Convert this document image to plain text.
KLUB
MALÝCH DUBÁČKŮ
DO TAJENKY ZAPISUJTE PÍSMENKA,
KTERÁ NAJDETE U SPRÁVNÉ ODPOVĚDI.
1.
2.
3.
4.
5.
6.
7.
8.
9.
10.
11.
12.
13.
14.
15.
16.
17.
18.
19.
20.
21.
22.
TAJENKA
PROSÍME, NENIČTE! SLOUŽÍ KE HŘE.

.....

> _Given task_
Repeat the records above exactly.

> _Reply_
Convert this document image to plain text.
KLUB
MALÝCH DUBÁČKŮ
DO TAJENKY ZAPISUJTE PÍSMENKA,
KTERÁ NAJDETE U SPRÁVNÉ ODPOVĚDI.
1.
2.
3.
4.
5.
6.
7.
8.
9.
10.
11.
12.
13.
14.
15.
16.
17.
18.
19.
20.
21.
22.
TAJENKA
PROSÍME, NENIČTE! SLOUŽÍ KE HŘE.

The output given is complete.